• [DATA PROVIDED]
>>

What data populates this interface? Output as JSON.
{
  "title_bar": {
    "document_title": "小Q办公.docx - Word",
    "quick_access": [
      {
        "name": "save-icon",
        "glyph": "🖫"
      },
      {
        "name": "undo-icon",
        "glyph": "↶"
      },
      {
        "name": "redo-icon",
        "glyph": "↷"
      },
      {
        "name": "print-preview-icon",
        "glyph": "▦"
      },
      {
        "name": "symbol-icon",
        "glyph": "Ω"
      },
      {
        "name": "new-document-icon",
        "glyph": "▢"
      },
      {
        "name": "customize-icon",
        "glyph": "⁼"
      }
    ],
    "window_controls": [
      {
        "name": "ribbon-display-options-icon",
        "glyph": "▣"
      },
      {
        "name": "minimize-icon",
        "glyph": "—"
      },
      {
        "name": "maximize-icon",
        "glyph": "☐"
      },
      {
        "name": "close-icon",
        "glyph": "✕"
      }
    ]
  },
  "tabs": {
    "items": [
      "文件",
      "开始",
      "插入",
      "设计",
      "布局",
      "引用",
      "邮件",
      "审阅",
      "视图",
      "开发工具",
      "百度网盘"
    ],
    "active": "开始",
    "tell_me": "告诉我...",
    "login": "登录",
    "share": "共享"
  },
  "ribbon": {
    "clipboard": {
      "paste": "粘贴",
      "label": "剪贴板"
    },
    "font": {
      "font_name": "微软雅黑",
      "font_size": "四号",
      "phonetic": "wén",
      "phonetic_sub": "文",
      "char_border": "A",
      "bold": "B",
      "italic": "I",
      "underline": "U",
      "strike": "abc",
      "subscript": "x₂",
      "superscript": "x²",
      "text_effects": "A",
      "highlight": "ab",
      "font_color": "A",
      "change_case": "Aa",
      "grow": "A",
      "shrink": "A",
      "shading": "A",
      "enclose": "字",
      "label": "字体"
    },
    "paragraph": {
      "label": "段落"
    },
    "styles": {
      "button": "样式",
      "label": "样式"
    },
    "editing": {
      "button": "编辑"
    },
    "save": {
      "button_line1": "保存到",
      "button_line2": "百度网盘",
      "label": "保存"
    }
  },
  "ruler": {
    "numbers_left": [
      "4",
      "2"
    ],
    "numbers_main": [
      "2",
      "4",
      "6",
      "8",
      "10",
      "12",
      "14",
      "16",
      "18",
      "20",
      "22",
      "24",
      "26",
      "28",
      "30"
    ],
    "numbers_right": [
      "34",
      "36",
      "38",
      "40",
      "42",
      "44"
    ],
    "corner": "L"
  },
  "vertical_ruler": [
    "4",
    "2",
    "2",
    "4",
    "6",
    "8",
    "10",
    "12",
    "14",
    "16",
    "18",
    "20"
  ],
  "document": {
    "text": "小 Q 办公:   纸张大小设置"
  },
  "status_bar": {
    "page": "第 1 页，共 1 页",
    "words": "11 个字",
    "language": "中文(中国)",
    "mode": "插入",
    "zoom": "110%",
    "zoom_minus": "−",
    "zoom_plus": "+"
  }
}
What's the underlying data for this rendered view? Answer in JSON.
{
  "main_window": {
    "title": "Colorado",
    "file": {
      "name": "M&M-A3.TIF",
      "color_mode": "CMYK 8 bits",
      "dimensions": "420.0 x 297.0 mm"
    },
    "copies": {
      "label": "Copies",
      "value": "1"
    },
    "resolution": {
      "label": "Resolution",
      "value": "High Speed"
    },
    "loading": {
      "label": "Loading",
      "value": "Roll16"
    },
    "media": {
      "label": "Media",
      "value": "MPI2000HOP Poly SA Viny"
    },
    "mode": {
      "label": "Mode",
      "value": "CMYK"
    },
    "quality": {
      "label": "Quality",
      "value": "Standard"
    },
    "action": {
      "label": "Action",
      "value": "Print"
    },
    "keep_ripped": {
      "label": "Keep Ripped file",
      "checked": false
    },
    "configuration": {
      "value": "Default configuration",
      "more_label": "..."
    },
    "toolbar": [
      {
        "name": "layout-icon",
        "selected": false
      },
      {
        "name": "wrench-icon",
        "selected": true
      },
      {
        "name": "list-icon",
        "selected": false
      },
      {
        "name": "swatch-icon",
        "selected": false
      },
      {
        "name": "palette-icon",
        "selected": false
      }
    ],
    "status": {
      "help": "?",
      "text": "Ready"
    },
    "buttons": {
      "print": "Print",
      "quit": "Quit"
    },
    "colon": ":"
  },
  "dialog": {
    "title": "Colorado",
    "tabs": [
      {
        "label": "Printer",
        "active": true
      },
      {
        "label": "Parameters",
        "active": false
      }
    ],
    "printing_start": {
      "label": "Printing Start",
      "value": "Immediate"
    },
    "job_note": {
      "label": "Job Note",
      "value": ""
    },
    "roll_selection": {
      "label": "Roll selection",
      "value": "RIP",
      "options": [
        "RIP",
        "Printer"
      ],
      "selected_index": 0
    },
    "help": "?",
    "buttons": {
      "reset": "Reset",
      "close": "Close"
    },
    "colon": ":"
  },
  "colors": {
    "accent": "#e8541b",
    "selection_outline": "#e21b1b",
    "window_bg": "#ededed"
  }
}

<<

• [PROBLEM TO WORK ON] From the records above, extract each line exactly as shown.

• [RESPONSE TO THE EXERCISE]
What data populates this interface? Output as JSON.
{
  "title_bar": {
    "document_title": "小Q办公.docx - Word",
    "quick_access": [
      {
        "name": "save-icon",
        "glyph": "🖫"
      },
      {
        "name": "undo-icon",
        "glyph": "↶"
      },
      {
        "name": "redo-icon",
        "glyph": "↷"
      },
      {
        "name": "print-preview-icon",
        "glyph": "▦"
      },
      {
        "name": "symbol-icon",
        "glyph": "Ω"
      },
      {
        "name": "new-document-icon",
        "glyph": "▢"
      },
      {
        "name": "customize-icon",
        "glyph": "⁼"
      }
    ],
    "window_controls": [
      {
        "name": "ribbon-display-options-icon",
        "glyph": "▣"
      },
      {
        "name": "minimize-icon",
        "glyph": "—"
      },
      {
        "name": "maximize-icon",
        "glyph": "☐"
      },
      {
        "name": "close-icon",
        "glyph": "✕"
      }
    ]
  },
  "tabs": {
    "items": [
      "文件",
      "开始",
      "插入",
      "设计",
      "布局",
      "引用",
      "邮件",
      "审阅",
      "视图",
      "开发工具",
      "百度网盘"
    ],
    "active": "开始",
    "tell_me": "告诉我...",
    "login": "登录",
    "share": "共享"
  },
  "ribbon": {
    "clipboard": {
      "paste": "粘贴",
      "label": "剪贴板"
    },
    "font": {
      "font_name": "微软雅黑",
      "font_size": "四号",
      "phonetic": "wén",
      "phonetic_sub": "文",
      "char_border": "A",
      "bold": "B",
      "italic": "I",
      "underline": "U",
      "strike": "abc",
      "subscript": "x₂",
      "superscript": "x²",
      "text_effects": "A",
      "highlight": "ab",
      "font_color": "A",
      "change_case": "Aa",
      "grow": "A",
      "shrink": "A",
      "shading": "A",
      "enclose": "字",
      "label": "字体"
    },
    "paragraph": {
      "label": "段落"
    },
    "styles": {
      "button": "样式",
      "label": "样式"
    },
    "editing": {
      "button": "编辑"
    },
    "save": {
      "button_line1": "保存到",
      "button_line2": "百度网盘",
      "label": "保存"
    }
  },
  "ruler": {
    "numbers_left": [
      "4",
      "2"
    ],
    "numbers_main": [
      "2",
      "4",
      "6",
      "8",
      "10",
      "12",
      "14",
      "16",
      "18",
      "20",
      "22",
      "24",
      "26",
      "28",
      "30"
    ],
    "numbers_right": [
      "34",
      "36",
      "38",
      "40",
      "42",
      "44"
    ],
    "corner": "L"
  },
  "vertical_ruler": [
    "4",
    "2",
    "2",
    "4",
    "6",
    "8",
    "10",
    "12",
    "14",
    "16",
    "18",
    "20"
  ],
  "document": {
    "text": "小 Q 办公:   纸张大小设置"
  },
  "status_bar": {
    "page": "第 1 页，共 1 页",
    "words": "11 个字",
    "language": "中文(中国)",
    "mode": "插入",
    "zoom": "110%",
    "zoom_minus": "−",
    "zoom_plus": "+"
  }
}
What's the underlying data for this rendered view? Answer in JSON.
{
  "main_window": {
    "title": "Colorado",
    "file": {
      "name": "M&M-A3.TIF",
      "color_mode": "CMYK 8 bits",
      "dimensions": "420.0 x 297.0 mm"
    },
    "copies": {
      "label": "Copies",
      "value": "1"
    },
    "resolution": {
      "label": "Resolution",
      "value": "High Speed"
    },
    "loading": {
      "label": "Loading",
      "value": "Roll16"
    },
    "media": {
      "label": "Media",
      "value": "MPI2000HOP Poly SA Viny"
    },
    "mode": {
      "label": "Mode",
      "value": "CMYK"
    },
    "quality": {
      "label": "Quality",
      "value": "Standard"
    },
    "action": {
      "label": "Action",
      "value": "Print"
    },
    "keep_ripped": {
      "label": "Keep Ripped file",
      "checked": false
    },
    "configuration": {
      "value": "Default configuration",
      "more_label": "..."
    },
    "toolbar": [
      {
        "name": "layout-icon",
        "selected": false
      },
      {
        "name": "wrench-icon",
        "selected": true
      },
      {
        "name": "list-icon",
        "selected": false
      },
      {
        "name": "swatch-icon",
        "selected": false
      },
      {
        "name": "palette-icon",
        "selected": false
      }
    ],
    "status": {
      "help": "?",
      "text": "Ready"
    },
    "buttons": {
      "print": "Print",
      "quit": "Quit"
    },
    "colon": ":"
  },
  "dialog": {
    "title": "Colorado",
    "tabs": [
      {
        "label": "Printer",
        "active": true
      },
      {
        "label": "Parameters",
        "active": false
      }
    ],
    "printing_start": {
      "label": "Printing Start",
      "value": "Immediate"
    },
    "job_note": {
      "label": "Job Note",
      "value": ""
    },
    "roll_selection": {
      "label": "Roll selection",
      "value": "RIP",
      "options": [
        "RIP",
        "Printer"
      ],
      "selected_index": 0
    },
    "help": "?",
    "buttons": {
      "reset": "Reset",
      "close": "Close"
    },
    "colon": ":"
  },
  "colors": {
    "accent": "#e8541b",
    "selection_outline": "#e21b1b",
    "window_bg": "#ededed"
  }
}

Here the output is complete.